>> start MATERIAL

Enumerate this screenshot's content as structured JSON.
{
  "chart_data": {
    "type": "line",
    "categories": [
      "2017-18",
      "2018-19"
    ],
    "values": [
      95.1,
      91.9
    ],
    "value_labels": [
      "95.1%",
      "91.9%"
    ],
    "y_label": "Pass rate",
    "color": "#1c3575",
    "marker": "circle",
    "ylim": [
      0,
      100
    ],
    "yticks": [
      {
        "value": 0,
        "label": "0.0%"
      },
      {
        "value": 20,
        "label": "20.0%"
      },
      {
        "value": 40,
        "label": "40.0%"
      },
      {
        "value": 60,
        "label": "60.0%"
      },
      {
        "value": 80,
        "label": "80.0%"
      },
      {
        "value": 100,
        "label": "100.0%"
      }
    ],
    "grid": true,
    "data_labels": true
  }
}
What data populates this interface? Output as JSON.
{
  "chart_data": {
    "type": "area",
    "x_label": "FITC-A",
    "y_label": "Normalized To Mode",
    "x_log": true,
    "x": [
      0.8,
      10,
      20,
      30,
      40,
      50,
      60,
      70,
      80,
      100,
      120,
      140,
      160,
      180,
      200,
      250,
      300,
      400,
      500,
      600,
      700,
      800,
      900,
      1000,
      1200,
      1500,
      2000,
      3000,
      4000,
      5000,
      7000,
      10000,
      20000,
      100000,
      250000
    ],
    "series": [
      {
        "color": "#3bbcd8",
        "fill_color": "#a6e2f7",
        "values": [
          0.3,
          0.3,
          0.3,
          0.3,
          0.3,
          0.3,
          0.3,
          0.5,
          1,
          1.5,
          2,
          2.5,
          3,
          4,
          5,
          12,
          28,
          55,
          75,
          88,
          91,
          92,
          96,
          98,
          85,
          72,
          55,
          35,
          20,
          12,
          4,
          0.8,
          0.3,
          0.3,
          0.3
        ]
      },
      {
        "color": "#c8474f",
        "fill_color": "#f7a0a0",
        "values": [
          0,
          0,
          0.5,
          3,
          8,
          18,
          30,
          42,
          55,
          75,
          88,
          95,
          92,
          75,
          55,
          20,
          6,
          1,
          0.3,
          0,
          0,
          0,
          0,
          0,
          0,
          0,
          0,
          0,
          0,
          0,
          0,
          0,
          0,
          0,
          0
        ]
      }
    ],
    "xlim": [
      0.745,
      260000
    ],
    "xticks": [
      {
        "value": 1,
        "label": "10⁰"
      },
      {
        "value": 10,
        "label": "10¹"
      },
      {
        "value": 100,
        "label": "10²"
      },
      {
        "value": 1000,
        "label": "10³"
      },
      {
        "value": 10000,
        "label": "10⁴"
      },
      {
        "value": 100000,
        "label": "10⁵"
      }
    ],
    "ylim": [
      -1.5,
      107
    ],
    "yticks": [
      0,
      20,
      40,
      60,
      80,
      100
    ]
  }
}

>> end MATERIAL

Tally the lines above containing "JSON". Answer with the count only.

RESULT BELOW: 2